Excerpt provided:
· · · ·

GIE of K562 cell line by increasing concentrations Fe₃O₄-MNPs loaded with ADM or ADM and Tet. (a) After Fe₃O₄-MNPs polymerized with ADM at 37 °C for 24 h, the ADM loaded Fe₃O₄-MNPs inhibited cells proliferation more with the increasing concentrations Fe₃O₄-MNPs, so did incorporation of ADM and Tet-loaded Fe₃O₄-MNPs , R² = 0.9996 and 0.9805 respectively, P < 0.05. Comparatively, GIE of K562 acting with ADM or Fe₃O₄-MNPs single used was 73.67 ± 3.00% and 50.56 ± 6.07% respectively. (b) The similar polymerization at 4 °C for 24 h was done, R² = 0.9956 and 0.9891 respectively, P < 0.05. Comparatively, GIE of K562 acting with ADM or Fe₃O₄-MNPs single used was 70.42 ± 1.88% and 21.86 ± 3.80% respectively.

· · · ·

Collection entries
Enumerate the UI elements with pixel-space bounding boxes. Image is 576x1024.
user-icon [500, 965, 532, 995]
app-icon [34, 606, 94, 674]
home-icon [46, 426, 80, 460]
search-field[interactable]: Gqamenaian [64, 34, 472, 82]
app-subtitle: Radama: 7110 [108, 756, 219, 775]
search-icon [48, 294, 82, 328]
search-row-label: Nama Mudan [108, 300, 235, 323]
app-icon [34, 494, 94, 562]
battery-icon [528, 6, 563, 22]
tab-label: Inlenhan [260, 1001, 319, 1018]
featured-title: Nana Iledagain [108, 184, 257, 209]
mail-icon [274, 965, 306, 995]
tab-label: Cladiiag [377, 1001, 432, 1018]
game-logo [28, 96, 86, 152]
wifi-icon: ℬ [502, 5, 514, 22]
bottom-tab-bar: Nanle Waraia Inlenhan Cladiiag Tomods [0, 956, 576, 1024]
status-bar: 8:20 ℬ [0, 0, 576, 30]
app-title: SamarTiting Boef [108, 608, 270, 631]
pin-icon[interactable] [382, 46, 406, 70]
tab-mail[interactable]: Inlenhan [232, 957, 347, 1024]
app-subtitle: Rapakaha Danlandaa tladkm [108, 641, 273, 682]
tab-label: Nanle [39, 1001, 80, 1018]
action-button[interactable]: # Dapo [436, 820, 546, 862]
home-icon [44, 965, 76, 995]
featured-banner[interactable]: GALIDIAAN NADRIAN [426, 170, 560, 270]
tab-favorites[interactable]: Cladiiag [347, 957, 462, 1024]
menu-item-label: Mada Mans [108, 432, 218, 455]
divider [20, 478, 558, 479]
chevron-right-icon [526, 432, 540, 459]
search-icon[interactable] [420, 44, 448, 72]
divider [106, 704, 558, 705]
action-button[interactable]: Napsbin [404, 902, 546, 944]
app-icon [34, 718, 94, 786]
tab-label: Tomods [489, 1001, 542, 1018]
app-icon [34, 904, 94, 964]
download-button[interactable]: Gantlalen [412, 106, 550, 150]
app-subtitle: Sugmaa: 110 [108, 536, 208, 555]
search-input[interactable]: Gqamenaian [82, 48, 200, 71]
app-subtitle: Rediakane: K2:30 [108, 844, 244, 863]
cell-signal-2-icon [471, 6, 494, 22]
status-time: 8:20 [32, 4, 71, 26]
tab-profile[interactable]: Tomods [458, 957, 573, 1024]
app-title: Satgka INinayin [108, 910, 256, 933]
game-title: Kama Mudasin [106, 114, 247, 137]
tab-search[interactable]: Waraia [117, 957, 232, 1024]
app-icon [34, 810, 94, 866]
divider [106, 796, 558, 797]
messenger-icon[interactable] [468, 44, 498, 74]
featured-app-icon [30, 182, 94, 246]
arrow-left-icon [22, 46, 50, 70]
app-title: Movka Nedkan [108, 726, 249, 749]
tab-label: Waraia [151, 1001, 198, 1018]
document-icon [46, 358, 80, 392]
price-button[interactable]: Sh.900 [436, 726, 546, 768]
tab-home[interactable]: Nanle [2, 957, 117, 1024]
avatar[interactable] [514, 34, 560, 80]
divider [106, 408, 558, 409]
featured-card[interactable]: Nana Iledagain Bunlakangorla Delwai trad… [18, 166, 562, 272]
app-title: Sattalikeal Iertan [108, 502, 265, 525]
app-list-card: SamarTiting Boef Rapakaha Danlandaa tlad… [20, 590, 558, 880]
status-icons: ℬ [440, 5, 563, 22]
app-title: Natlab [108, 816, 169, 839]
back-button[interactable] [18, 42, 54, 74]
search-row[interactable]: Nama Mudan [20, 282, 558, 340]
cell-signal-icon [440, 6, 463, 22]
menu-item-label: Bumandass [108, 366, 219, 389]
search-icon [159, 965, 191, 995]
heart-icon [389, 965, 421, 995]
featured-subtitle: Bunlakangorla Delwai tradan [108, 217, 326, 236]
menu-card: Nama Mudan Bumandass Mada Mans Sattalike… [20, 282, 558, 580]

· · · ·

Please summarize the caption in two sentences. The listing is separate material, unrelated to the caption.

Solved exercise:
After polymerization at 37 °C for 24 h, both ADM-loaded Fe₃O₄-MNPs and ADM- and Tet-loaded Fe₃O₄-MNPs inhibited K562 cell proliferation more as their concentration increased (R² = 0.9996 and 0.9805, P < 0.05), while ADM alone and Fe₃O₄-MNPs alone gave GIE of 73.67 ± 3.00% and 50.56 ± 6.07%. A similar polymerization at 4 °C for 24 h gave R² = 0.9956 and 0.9891 (P < 0.05), with GIE of 70.42 ± 1.88% for ADM alone and 21.86 ± 3.80% for Fe₃O₄-MNPs alone.